WHAT THE TASK ASKS: Narrow the data below down to the lines containing "Jacobus".

[Data records]
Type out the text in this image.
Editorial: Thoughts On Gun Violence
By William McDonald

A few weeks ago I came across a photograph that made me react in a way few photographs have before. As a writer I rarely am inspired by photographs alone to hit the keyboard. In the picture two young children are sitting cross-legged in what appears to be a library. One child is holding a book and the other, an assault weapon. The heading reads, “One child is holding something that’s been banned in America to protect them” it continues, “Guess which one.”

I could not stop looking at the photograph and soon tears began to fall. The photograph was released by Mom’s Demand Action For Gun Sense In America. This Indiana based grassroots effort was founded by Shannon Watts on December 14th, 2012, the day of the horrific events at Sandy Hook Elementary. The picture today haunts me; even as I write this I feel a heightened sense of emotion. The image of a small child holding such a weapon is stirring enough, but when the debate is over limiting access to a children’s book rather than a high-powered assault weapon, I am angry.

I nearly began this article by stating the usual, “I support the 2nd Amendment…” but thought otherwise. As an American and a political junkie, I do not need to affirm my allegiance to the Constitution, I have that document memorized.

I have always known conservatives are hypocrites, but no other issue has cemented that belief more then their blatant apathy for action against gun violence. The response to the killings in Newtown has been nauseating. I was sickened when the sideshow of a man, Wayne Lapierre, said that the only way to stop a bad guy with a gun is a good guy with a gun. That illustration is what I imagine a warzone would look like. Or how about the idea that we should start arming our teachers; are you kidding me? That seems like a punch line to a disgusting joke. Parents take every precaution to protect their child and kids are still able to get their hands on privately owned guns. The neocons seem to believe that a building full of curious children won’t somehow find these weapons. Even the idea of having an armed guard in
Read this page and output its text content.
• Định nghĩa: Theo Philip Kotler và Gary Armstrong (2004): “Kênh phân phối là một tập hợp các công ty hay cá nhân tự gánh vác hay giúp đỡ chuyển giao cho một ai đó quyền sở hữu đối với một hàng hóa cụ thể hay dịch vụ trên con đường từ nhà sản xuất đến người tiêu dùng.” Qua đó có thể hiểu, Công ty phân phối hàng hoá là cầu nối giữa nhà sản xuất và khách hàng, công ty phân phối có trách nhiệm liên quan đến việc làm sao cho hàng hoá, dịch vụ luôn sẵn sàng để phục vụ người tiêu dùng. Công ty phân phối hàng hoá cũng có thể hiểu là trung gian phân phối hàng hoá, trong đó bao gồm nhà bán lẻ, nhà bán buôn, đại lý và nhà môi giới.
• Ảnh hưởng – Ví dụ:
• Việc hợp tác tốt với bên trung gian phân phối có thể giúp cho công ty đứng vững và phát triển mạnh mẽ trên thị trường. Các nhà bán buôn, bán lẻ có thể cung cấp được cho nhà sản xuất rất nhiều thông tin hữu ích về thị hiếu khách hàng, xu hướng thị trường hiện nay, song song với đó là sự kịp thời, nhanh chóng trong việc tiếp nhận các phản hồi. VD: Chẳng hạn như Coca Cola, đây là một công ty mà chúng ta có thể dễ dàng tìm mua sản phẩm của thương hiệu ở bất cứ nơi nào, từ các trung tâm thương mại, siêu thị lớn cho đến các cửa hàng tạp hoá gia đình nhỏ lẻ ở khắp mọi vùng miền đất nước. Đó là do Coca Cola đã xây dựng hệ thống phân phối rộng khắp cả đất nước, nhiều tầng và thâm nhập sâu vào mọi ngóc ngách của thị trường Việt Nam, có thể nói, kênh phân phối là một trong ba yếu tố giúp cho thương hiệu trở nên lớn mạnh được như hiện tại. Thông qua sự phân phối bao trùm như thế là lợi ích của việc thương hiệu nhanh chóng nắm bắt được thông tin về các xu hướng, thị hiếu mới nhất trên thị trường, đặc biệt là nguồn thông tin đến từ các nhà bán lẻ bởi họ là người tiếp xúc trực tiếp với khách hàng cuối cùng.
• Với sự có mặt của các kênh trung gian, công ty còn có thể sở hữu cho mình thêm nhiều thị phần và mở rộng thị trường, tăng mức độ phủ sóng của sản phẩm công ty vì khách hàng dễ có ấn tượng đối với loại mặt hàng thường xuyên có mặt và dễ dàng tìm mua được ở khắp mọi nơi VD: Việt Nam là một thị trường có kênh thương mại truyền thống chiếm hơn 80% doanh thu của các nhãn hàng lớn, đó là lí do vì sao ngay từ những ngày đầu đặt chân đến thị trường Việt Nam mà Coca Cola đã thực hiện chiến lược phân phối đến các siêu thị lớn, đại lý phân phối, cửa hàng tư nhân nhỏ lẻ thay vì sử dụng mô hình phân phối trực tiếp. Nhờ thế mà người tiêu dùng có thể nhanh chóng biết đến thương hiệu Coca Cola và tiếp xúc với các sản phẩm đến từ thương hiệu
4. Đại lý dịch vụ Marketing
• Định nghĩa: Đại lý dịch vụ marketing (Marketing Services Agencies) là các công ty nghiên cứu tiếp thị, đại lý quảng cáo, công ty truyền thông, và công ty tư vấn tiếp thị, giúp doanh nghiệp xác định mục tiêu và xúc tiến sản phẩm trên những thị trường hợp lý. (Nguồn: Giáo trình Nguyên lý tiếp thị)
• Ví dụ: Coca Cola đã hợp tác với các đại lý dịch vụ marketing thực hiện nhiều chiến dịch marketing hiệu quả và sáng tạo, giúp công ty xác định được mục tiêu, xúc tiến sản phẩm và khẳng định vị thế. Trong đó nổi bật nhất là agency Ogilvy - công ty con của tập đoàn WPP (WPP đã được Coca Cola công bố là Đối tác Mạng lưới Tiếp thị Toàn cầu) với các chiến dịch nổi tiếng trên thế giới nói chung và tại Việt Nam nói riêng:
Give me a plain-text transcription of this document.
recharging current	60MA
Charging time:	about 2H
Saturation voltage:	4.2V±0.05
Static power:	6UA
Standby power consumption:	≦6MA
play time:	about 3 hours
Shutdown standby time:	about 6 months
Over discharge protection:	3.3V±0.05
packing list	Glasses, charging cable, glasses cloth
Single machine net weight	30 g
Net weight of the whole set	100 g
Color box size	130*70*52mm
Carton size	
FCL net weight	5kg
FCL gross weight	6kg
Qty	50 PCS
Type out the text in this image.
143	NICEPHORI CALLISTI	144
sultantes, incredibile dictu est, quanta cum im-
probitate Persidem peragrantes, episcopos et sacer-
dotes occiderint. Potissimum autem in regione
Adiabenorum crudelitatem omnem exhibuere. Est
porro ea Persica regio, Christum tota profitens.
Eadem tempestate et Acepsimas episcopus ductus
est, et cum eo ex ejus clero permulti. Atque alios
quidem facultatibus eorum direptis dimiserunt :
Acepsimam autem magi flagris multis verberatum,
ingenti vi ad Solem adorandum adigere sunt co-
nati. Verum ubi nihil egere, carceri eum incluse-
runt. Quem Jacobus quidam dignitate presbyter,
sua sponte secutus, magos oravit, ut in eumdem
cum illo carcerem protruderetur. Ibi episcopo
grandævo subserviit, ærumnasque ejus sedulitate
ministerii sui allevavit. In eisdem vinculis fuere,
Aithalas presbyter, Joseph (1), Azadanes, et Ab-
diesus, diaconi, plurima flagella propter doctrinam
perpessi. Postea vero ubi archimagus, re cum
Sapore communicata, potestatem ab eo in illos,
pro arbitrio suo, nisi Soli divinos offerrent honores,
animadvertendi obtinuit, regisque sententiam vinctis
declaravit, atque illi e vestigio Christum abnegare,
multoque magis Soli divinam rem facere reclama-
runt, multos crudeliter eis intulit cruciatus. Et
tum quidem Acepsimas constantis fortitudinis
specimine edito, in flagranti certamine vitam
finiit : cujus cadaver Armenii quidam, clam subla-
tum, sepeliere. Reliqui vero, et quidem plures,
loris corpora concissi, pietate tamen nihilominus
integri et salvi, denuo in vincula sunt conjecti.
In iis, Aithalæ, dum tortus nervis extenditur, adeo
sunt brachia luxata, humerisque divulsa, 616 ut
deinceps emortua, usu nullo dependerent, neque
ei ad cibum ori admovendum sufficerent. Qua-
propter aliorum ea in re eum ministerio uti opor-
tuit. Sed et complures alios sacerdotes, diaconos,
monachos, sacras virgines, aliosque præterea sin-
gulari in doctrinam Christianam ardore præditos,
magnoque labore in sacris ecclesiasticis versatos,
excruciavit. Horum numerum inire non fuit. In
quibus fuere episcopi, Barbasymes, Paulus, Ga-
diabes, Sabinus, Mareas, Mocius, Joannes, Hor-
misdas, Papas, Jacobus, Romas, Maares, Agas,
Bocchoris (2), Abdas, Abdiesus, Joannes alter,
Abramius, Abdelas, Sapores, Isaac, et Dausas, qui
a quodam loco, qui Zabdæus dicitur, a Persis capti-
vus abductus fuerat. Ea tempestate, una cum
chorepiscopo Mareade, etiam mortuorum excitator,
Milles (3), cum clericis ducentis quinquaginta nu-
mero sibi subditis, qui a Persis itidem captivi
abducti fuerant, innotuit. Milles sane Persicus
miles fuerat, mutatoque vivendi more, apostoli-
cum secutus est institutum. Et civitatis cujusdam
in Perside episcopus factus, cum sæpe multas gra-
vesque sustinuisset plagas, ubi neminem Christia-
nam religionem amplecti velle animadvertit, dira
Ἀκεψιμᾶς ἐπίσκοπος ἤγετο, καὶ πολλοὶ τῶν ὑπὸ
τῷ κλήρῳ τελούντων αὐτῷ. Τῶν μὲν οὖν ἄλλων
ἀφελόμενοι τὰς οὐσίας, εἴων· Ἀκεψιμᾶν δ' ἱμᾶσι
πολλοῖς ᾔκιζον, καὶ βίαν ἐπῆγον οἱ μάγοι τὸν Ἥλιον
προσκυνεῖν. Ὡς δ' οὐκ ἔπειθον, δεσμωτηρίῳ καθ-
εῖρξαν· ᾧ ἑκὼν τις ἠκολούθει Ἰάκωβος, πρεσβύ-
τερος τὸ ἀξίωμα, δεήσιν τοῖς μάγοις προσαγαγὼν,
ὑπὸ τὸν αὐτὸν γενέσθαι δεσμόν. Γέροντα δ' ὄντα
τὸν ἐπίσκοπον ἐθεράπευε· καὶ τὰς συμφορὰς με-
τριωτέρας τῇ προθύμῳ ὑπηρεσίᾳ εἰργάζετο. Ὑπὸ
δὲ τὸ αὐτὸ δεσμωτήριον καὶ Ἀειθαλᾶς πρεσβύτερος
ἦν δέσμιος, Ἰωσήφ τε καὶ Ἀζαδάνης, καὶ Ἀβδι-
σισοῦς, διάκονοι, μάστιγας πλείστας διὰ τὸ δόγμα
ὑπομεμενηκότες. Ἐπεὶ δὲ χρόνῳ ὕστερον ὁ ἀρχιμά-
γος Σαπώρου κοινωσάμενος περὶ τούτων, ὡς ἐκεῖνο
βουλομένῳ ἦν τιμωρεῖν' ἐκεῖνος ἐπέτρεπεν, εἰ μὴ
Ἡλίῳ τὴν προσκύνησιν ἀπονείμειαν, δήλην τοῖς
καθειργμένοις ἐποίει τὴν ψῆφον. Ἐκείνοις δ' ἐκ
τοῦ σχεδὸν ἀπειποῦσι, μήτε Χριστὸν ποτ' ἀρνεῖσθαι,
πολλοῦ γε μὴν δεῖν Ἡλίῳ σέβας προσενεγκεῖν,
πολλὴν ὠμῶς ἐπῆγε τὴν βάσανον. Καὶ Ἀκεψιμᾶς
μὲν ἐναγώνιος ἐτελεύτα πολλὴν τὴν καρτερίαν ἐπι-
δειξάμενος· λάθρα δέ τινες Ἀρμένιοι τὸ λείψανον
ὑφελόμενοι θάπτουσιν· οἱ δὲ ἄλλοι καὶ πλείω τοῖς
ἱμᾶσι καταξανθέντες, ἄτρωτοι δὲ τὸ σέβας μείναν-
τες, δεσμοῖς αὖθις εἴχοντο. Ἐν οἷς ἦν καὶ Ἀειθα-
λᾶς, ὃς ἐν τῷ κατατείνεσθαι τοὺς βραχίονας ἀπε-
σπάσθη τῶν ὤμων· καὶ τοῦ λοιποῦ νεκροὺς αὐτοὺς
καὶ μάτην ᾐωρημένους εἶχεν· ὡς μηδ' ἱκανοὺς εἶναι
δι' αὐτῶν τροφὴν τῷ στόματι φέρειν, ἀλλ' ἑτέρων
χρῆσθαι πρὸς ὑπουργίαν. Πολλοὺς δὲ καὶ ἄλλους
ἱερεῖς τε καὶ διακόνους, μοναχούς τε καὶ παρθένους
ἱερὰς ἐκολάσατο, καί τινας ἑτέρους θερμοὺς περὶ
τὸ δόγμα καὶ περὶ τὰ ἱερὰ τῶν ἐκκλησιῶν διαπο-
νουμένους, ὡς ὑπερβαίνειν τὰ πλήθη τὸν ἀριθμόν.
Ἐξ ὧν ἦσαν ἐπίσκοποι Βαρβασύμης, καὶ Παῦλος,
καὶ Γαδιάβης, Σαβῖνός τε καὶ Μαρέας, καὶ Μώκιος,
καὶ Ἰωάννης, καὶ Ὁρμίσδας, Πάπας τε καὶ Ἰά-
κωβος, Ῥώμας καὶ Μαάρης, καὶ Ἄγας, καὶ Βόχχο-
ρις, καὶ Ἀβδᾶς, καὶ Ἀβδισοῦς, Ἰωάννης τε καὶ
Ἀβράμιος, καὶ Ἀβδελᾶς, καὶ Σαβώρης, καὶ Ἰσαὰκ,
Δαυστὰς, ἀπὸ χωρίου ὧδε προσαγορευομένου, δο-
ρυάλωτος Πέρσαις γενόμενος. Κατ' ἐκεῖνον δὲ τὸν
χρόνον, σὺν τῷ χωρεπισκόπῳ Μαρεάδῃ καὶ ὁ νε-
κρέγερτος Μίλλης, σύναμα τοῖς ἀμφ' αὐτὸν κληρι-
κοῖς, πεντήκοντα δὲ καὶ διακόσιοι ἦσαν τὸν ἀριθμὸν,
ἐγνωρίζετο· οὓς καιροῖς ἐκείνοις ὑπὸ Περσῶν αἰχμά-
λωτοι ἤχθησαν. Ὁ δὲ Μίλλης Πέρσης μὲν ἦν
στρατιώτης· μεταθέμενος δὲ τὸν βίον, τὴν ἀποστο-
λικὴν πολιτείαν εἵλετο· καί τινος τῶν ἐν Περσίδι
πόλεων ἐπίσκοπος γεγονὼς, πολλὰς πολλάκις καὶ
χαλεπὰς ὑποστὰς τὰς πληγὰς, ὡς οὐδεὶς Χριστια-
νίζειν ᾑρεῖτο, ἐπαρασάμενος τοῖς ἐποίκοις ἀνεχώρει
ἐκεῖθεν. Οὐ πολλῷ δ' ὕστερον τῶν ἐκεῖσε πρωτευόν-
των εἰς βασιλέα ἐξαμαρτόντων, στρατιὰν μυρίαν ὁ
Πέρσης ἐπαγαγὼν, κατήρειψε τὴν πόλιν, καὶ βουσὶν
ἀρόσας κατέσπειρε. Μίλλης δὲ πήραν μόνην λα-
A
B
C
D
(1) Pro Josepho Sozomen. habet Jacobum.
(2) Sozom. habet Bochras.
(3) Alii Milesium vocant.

RESULT OF THE TASK:
runt. Quem Jacobus quidam dignitate presbyter,
misdas, Papas, Jacobus, Romas, Maares, Agas,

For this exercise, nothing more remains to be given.